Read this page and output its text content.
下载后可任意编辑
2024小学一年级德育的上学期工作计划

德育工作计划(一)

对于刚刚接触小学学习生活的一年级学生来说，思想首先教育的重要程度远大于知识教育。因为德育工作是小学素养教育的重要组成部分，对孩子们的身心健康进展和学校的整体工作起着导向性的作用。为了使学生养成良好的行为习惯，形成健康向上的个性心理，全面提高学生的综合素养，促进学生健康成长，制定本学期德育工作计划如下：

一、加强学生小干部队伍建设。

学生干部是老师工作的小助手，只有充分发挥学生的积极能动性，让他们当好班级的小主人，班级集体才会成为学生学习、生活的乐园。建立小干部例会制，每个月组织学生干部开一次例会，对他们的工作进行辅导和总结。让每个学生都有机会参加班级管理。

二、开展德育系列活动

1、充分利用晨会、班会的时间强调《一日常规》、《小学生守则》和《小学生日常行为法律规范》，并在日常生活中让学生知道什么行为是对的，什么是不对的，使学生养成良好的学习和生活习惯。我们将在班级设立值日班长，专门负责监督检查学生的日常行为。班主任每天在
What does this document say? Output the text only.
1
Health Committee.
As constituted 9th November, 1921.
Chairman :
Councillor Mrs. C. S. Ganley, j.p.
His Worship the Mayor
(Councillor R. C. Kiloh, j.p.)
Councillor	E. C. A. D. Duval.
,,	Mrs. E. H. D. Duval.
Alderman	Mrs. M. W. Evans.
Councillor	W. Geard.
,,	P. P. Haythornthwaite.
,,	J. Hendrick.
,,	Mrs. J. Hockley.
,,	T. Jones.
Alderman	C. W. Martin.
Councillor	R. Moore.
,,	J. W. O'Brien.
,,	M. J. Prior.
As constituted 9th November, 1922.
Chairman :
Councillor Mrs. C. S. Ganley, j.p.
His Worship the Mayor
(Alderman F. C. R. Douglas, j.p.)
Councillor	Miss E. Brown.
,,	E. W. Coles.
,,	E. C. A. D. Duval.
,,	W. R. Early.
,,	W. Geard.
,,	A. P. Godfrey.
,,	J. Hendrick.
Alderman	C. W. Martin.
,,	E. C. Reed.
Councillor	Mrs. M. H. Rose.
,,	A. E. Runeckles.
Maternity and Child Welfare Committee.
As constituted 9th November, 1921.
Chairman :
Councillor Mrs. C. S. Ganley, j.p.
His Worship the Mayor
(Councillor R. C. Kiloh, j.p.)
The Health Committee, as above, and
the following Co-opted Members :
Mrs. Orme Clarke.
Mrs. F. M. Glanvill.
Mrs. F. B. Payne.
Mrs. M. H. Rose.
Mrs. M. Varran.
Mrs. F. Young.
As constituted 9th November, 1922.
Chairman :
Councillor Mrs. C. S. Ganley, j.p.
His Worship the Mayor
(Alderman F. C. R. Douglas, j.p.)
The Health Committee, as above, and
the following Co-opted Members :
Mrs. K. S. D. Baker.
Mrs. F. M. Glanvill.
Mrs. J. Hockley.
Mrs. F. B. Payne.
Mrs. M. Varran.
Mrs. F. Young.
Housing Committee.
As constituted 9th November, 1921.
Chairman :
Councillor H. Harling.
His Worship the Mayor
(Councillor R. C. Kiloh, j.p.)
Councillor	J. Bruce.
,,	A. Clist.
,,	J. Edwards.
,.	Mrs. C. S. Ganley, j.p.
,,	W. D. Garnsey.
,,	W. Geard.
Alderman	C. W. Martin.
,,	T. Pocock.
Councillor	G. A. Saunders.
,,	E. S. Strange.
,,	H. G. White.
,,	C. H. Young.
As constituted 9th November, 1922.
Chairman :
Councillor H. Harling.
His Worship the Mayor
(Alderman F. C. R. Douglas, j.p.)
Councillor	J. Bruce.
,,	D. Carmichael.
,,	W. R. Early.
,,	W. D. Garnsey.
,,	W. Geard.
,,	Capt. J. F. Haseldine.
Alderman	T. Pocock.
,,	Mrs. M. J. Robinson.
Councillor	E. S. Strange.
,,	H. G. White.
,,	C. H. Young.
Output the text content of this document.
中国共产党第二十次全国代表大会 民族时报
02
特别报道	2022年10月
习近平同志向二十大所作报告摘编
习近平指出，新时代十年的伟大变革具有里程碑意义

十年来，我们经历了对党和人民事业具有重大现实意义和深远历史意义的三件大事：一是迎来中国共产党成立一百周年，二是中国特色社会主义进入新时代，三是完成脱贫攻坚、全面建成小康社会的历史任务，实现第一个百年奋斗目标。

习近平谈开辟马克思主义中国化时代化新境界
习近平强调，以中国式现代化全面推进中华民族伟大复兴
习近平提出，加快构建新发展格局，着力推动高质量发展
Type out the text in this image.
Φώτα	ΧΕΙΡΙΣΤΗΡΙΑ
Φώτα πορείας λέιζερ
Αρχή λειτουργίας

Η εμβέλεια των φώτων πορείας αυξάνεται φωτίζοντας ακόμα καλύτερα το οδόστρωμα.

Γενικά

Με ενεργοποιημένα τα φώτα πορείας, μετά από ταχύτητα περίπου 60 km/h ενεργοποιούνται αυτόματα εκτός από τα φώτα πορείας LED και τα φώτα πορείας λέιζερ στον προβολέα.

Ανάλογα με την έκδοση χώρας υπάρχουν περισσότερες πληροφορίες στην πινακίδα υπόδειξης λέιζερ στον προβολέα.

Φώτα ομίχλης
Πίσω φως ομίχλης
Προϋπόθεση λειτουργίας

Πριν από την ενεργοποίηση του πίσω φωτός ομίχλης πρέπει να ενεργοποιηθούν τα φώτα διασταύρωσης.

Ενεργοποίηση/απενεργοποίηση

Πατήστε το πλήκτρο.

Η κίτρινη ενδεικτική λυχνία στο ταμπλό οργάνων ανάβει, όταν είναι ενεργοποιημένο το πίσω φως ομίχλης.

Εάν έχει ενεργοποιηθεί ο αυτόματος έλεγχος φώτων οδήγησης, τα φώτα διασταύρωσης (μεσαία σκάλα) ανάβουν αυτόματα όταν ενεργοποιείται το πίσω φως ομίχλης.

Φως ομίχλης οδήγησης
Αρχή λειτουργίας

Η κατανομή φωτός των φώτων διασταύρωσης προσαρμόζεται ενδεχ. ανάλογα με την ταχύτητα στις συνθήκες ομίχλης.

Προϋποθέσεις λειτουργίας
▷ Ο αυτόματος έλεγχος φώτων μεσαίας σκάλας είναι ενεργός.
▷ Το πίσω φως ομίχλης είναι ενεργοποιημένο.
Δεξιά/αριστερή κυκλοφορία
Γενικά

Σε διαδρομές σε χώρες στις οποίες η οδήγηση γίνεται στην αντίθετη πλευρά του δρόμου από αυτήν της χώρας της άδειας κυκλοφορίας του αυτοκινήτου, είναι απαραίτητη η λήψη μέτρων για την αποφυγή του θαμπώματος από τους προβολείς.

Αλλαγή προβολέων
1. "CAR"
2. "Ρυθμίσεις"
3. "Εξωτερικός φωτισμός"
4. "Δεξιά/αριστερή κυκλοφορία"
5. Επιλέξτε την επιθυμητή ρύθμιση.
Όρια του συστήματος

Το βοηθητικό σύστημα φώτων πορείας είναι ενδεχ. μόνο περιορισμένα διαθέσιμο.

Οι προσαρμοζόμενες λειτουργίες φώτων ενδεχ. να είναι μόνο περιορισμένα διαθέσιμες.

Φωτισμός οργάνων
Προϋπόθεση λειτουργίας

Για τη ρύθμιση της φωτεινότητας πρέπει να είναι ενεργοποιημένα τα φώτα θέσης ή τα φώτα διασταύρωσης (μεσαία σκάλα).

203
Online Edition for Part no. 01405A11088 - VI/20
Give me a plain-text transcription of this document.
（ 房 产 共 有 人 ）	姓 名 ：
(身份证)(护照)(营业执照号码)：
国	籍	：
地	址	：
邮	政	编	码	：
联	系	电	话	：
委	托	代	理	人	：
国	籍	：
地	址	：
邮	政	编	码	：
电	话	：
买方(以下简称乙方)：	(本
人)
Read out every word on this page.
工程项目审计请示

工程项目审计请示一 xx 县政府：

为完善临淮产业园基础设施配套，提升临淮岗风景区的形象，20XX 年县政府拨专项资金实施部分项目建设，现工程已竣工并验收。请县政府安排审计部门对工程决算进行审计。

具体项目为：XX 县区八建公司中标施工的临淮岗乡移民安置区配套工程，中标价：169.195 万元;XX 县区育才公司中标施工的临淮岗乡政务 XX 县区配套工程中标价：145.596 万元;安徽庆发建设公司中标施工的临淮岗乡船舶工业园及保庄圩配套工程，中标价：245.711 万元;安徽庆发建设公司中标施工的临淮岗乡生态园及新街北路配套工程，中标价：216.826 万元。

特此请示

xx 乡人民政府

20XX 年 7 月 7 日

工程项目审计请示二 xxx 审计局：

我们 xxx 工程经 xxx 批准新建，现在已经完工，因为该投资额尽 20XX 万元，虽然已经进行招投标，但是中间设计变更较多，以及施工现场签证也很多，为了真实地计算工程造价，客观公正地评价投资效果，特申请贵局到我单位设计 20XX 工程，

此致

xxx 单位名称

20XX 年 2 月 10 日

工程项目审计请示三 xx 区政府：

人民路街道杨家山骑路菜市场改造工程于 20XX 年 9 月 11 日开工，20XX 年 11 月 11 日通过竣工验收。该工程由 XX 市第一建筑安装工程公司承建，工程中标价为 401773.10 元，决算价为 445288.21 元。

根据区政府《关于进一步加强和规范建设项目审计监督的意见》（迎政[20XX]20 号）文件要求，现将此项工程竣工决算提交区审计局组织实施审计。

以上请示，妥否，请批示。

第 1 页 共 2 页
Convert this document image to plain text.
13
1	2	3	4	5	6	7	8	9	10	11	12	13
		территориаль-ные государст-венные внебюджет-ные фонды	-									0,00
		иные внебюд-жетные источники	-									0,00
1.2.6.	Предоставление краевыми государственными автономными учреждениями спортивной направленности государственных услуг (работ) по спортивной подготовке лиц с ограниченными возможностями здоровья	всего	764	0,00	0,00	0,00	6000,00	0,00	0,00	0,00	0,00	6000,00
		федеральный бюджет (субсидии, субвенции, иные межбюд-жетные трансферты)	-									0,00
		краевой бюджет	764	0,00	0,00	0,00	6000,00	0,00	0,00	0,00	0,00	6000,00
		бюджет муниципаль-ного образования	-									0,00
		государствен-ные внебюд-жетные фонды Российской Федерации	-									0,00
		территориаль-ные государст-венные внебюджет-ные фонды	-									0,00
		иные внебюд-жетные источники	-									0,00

Stated exercise — Copy every line from the records above that contains the word "αυτόματα".

Result —
Με ενεργοποιημένα τα φώτα πορείας, μετά από ταχύτητα περίπου 60 km/h ενεργοποιούνται αυτόματα εκτός από τα φώτα πορείας LED και τα φώτα πορείας λέιζερ στον προβολέα.
Εάν έχει ενεργοποιηθεί ο αυτόματος έλεγχος φώτων οδήγησης, τα φώτα διασταύρωσης (μεσαία σκάλα) ανάβουν αυτόματα όταν ενεργοποιείται το πίσω φως ομίχλης.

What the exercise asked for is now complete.